Tally every line of the listing where the string "with" is found, and state the total alone.

### Stored data
•••••

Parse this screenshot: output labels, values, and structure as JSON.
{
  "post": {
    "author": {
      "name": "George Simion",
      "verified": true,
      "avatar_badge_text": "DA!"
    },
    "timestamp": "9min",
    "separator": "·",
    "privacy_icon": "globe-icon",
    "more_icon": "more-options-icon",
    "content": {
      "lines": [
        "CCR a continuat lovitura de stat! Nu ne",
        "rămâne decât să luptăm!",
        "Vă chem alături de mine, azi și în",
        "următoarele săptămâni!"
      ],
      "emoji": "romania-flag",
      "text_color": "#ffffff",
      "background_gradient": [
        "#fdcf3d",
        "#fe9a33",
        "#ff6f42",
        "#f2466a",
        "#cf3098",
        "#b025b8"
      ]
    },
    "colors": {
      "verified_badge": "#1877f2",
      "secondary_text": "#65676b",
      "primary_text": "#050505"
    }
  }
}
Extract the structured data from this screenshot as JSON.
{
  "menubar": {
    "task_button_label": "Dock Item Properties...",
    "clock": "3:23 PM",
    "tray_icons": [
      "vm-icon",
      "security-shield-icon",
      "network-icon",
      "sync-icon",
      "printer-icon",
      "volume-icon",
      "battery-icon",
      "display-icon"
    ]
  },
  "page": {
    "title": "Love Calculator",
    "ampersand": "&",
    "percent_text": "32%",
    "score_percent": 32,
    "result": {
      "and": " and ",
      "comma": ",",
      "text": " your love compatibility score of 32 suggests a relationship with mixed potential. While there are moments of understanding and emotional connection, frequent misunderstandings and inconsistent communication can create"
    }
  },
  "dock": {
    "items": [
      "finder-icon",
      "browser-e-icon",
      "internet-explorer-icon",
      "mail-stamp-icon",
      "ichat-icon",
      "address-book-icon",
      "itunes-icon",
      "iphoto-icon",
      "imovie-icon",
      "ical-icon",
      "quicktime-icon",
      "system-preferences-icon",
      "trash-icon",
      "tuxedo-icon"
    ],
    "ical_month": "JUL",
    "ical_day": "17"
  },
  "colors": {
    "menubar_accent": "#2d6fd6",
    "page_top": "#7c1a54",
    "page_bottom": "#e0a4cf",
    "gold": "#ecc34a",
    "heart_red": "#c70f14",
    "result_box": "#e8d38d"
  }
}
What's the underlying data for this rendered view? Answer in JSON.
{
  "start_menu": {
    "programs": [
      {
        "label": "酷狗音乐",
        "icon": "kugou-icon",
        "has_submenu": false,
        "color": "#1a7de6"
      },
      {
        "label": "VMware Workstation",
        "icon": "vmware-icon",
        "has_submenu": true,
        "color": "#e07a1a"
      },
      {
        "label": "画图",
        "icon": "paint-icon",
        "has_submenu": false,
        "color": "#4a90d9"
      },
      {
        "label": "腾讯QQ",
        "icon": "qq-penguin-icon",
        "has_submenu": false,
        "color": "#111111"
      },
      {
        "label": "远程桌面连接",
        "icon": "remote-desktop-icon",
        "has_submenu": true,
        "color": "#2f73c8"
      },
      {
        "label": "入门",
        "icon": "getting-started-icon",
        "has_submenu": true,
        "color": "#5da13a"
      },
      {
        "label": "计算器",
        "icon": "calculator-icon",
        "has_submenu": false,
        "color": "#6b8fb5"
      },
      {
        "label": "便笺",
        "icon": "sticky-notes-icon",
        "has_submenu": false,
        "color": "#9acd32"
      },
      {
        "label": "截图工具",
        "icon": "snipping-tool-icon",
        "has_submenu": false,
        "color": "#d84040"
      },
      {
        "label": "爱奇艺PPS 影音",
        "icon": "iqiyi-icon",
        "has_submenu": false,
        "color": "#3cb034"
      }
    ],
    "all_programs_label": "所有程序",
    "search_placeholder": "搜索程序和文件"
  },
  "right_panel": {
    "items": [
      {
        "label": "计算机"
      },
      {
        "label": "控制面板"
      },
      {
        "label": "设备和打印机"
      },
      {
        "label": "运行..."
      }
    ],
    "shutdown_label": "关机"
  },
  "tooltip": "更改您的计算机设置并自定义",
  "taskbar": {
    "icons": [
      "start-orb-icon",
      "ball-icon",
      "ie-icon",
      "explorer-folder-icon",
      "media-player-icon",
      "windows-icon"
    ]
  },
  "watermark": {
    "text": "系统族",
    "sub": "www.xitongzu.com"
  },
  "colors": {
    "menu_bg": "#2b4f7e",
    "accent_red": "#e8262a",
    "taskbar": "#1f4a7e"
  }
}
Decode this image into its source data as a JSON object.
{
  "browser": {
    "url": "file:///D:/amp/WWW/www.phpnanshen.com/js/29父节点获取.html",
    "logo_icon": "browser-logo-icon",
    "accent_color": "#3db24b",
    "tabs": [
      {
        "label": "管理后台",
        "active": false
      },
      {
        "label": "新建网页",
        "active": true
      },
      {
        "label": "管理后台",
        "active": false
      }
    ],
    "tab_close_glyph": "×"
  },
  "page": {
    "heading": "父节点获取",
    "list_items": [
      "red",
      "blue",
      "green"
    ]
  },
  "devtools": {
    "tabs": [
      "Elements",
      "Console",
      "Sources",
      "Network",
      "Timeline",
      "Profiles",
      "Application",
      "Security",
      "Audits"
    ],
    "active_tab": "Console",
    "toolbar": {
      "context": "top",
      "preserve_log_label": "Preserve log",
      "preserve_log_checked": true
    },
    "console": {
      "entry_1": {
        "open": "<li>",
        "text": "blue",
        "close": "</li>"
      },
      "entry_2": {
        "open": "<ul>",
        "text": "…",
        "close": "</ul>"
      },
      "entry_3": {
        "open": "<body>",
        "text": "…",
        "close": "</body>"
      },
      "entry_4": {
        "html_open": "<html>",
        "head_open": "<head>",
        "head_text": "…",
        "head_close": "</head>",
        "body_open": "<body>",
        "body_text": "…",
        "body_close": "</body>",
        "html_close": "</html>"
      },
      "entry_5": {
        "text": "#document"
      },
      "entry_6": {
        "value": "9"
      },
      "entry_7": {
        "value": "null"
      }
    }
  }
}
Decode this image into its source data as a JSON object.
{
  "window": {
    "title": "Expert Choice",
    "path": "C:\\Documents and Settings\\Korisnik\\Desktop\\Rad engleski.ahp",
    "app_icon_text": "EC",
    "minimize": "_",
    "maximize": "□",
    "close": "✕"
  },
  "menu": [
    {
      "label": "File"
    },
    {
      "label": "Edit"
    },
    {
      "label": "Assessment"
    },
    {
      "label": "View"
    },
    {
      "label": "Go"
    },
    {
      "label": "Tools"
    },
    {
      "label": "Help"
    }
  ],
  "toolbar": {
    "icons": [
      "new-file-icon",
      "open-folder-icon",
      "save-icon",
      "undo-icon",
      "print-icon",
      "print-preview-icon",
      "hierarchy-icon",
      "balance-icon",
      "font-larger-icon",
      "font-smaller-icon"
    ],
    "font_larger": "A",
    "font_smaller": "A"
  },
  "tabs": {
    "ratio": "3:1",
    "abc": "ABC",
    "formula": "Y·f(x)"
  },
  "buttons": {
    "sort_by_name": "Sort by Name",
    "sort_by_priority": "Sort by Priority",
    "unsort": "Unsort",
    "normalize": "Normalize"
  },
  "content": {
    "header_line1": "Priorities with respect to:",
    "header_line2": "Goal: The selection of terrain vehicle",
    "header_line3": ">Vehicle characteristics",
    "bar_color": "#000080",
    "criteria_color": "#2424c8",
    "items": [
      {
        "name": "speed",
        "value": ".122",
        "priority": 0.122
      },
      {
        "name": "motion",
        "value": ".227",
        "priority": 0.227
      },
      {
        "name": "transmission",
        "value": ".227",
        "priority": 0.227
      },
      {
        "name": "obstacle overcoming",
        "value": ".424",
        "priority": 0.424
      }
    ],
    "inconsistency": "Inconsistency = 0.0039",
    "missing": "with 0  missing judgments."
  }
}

•••••

### PROBLEM SOLUTION
3